PROBLEM:
Records follow. Select each line holding "color".

Chart and figure data:
-- Start --

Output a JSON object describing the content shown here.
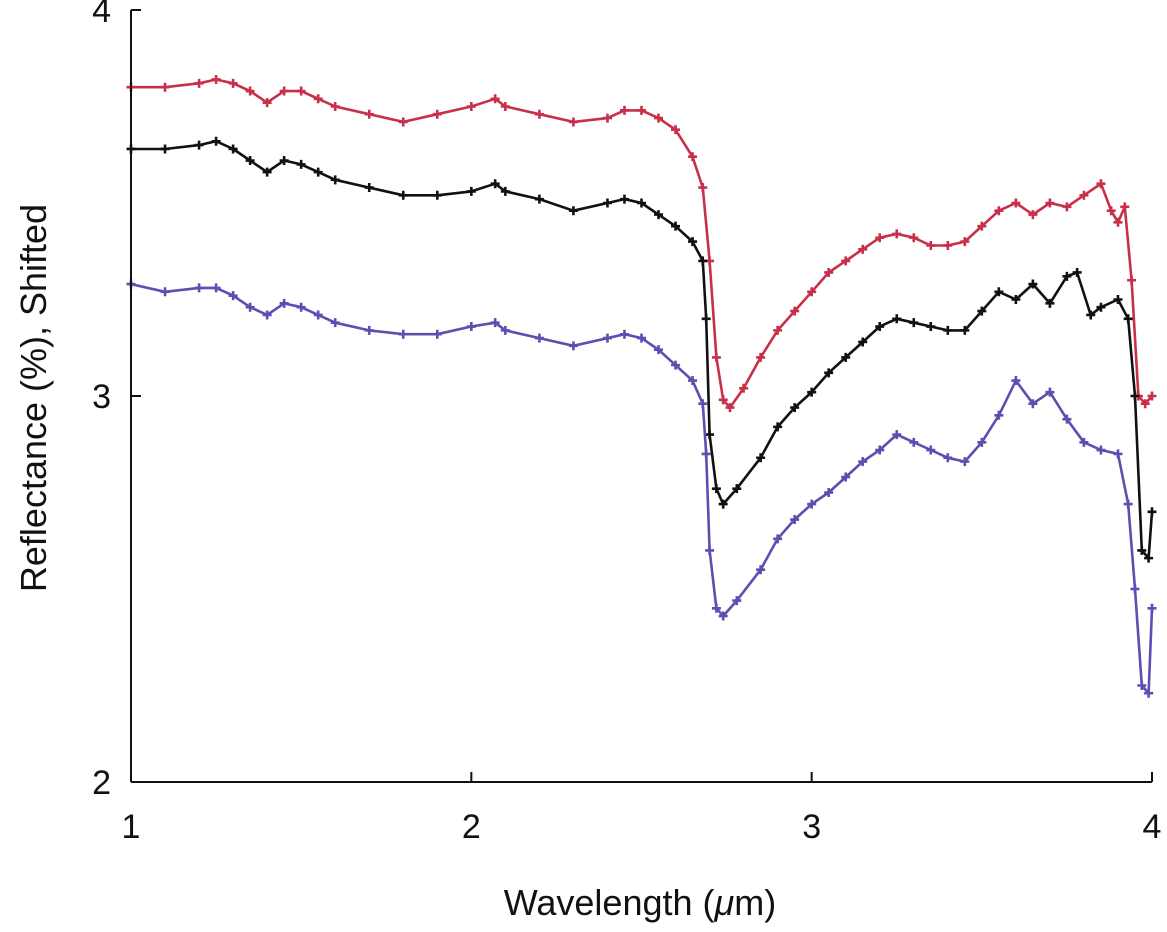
{
  "chart_data": {
    "type": "scatter",
    "title": "",
    "xlabel_prefix": "Wavelength (",
    "xlabel_mu": "μ",
    "xlabel_suffix": "m)",
    "ylabel": "Reflectance (%), Shifted",
    "xlim": [
      1,
      4
    ],
    "ylim": [
      2,
      4
    ],
    "xticks": [
      {
        "value": 1,
        "label": "1"
      },
      {
        "value": 2,
        "label": "2"
      },
      {
        "value": 3,
        "label": "3"
      },
      {
        "value": 4,
        "label": "4"
      }
    ],
    "yticks": [
      {
        "value": 2,
        "label": "2"
      },
      {
        "value": 3,
        "label": "3"
      },
      {
        "value": 4,
        "label": "4"
      }
    ],
    "grid": false,
    "legend": "none",
    "series": [
      {
        "color": "#c8304a",
        "markers": "plus",
        "fit_line": true,
        "points": [
          [
            1.0,
            3.8
          ],
          [
            1.1,
            3.8
          ],
          [
            1.2,
            3.81
          ],
          [
            1.25,
            3.82
          ],
          [
            1.3,
            3.81
          ],
          [
            1.35,
            3.79
          ],
          [
            1.4,
            3.76
          ],
          [
            1.45,
            3.79
          ],
          [
            1.5,
            3.79
          ],
          [
            1.55,
            3.77
          ],
          [
            1.6,
            3.75
          ],
          [
            1.7,
            3.73
          ],
          [
            1.8,
            3.71
          ],
          [
            1.9,
            3.73
          ],
          [
            2.0,
            3.75
          ],
          [
            2.07,
            3.77
          ],
          [
            2.1,
            3.75
          ],
          [
            2.2,
            3.73
          ],
          [
            2.3,
            3.71
          ],
          [
            2.4,
            3.72
          ],
          [
            2.45,
            3.74
          ],
          [
            2.5,
            3.74
          ],
          [
            2.55,
            3.72
          ],
          [
            2.6,
            3.69
          ],
          [
            2.65,
            3.62
          ],
          [
            2.68,
            3.54
          ],
          [
            2.7,
            3.35
          ],
          [
            2.72,
            3.1
          ],
          [
            2.74,
            2.99
          ],
          [
            2.76,
            2.97
          ],
          [
            2.8,
            3.02
          ],
          [
            2.85,
            3.1
          ],
          [
            2.9,
            3.17
          ],
          [
            2.95,
            3.22
          ],
          [
            3.0,
            3.27
          ],
          [
            3.05,
            3.32
          ],
          [
            3.1,
            3.35
          ],
          [
            3.15,
            3.38
          ],
          [
            3.2,
            3.41
          ],
          [
            3.25,
            3.42
          ],
          [
            3.3,
            3.41
          ],
          [
            3.35,
            3.39
          ],
          [
            3.4,
            3.39
          ],
          [
            3.45,
            3.4
          ],
          [
            3.5,
            3.44
          ],
          [
            3.55,
            3.48
          ],
          [
            3.6,
            3.5
          ],
          [
            3.65,
            3.47
          ],
          [
            3.7,
            3.5
          ],
          [
            3.75,
            3.49
          ],
          [
            3.8,
            3.52
          ],
          [
            3.85,
            3.55
          ],
          [
            3.88,
            3.48
          ],
          [
            3.9,
            3.45
          ],
          [
            3.92,
            3.49
          ],
          [
            3.94,
            3.3
          ],
          [
            3.96,
            3.0
          ],
          [
            3.98,
            2.98
          ],
          [
            4.0,
            3.0
          ]
        ]
      },
      {
        "color": "#111111",
        "markers": "plus",
        "fit_line": true,
        "points": [
          [
            1.0,
            3.64
          ],
          [
            1.1,
            3.64
          ],
          [
            1.2,
            3.65
          ],
          [
            1.25,
            3.66
          ],
          [
            1.3,
            3.64
          ],
          [
            1.35,
            3.61
          ],
          [
            1.4,
            3.58
          ],
          [
            1.45,
            3.61
          ],
          [
            1.5,
            3.6
          ],
          [
            1.55,
            3.58
          ],
          [
            1.6,
            3.56
          ],
          [
            1.7,
            3.54
          ],
          [
            1.8,
            3.52
          ],
          [
            1.9,
            3.52
          ],
          [
            2.0,
            3.53
          ],
          [
            2.07,
            3.55
          ],
          [
            2.1,
            3.53
          ],
          [
            2.2,
            3.51
          ],
          [
            2.3,
            3.48
          ],
          [
            2.4,
            3.5
          ],
          [
            2.45,
            3.51
          ],
          [
            2.5,
            3.5
          ],
          [
            2.55,
            3.47
          ],
          [
            2.6,
            3.44
          ],
          [
            2.65,
            3.4
          ],
          [
            2.68,
            3.35
          ],
          [
            2.69,
            3.2
          ],
          [
            2.7,
            2.9
          ],
          [
            2.72,
            2.76
          ],
          [
            2.74,
            2.72
          ],
          [
            2.78,
            2.76
          ],
          [
            2.85,
            2.84
          ],
          [
            2.9,
            2.92
          ],
          [
            2.95,
            2.97
          ],
          [
            3.0,
            3.01
          ],
          [
            3.05,
            3.06
          ],
          [
            3.1,
            3.1
          ],
          [
            3.15,
            3.14
          ],
          [
            3.2,
            3.18
          ],
          [
            3.25,
            3.2
          ],
          [
            3.3,
            3.19
          ],
          [
            3.35,
            3.18
          ],
          [
            3.4,
            3.17
          ],
          [
            3.45,
            3.17
          ],
          [
            3.5,
            3.22
          ],
          [
            3.55,
            3.27
          ],
          [
            3.6,
            3.25
          ],
          [
            3.65,
            3.29
          ],
          [
            3.7,
            3.24
          ],
          [
            3.75,
            3.31
          ],
          [
            3.78,
            3.32
          ],
          [
            3.82,
            3.21
          ],
          [
            3.85,
            3.23
          ],
          [
            3.9,
            3.25
          ],
          [
            3.93,
            3.2
          ],
          [
            3.95,
            3.0
          ],
          [
            3.97,
            2.6
          ],
          [
            3.99,
            2.58
          ],
          [
            4.0,
            2.7
          ]
        ]
      },
      {
        "color": "#5b4fb0",
        "markers": "plus",
        "fit_line": true,
        "points": [
          [
            1.0,
            3.29
          ],
          [
            1.1,
            3.27
          ],
          [
            1.2,
            3.28
          ],
          [
            1.25,
            3.28
          ],
          [
            1.3,
            3.26
          ],
          [
            1.35,
            3.23
          ],
          [
            1.4,
            3.21
          ],
          [
            1.45,
            3.24
          ],
          [
            1.5,
            3.23
          ],
          [
            1.55,
            3.21
          ],
          [
            1.6,
            3.19
          ],
          [
            1.7,
            3.17
          ],
          [
            1.8,
            3.16
          ],
          [
            1.9,
            3.16
          ],
          [
            2.0,
            3.18
          ],
          [
            2.07,
            3.19
          ],
          [
            2.1,
            3.17
          ],
          [
            2.2,
            3.15
          ],
          [
            2.3,
            3.13
          ],
          [
            2.4,
            3.15
          ],
          [
            2.45,
            3.16
          ],
          [
            2.5,
            3.15
          ],
          [
            2.55,
            3.12
          ],
          [
            2.6,
            3.08
          ],
          [
            2.65,
            3.04
          ],
          [
            2.68,
            2.98
          ],
          [
            2.69,
            2.85
          ],
          [
            2.7,
            2.6
          ],
          [
            2.72,
            2.45
          ],
          [
            2.74,
            2.43
          ],
          [
            2.78,
            2.47
          ],
          [
            2.85,
            2.55
          ],
          [
            2.9,
            2.63
          ],
          [
            2.95,
            2.68
          ],
          [
            3.0,
            2.72
          ],
          [
            3.05,
            2.75
          ],
          [
            3.1,
            2.79
          ],
          [
            3.15,
            2.83
          ],
          [
            3.2,
            2.86
          ],
          [
            3.25,
            2.9
          ],
          [
            3.3,
            2.88
          ],
          [
            3.35,
            2.86
          ],
          [
            3.4,
            2.84
          ],
          [
            3.45,
            2.83
          ],
          [
            3.5,
            2.88
          ],
          [
            3.55,
            2.95
          ],
          [
            3.6,
            3.04
          ],
          [
            3.65,
            2.98
          ],
          [
            3.7,
            3.01
          ],
          [
            3.75,
            2.94
          ],
          [
            3.8,
            2.88
          ],
          [
            3.85,
            2.86
          ],
          [
            3.9,
            2.85
          ],
          [
            3.93,
            2.72
          ],
          [
            3.95,
            2.5
          ],
          [
            3.97,
            2.25
          ],
          [
            3.99,
            2.23
          ],
          [
            4.0,
            2.45
          ]
        ]
      }
    ]
  }
}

-- End --

THE COMPLETED TASK:
        "color": "#c8304a",
        "color": "#111111",
        "color": "#5b4fb0",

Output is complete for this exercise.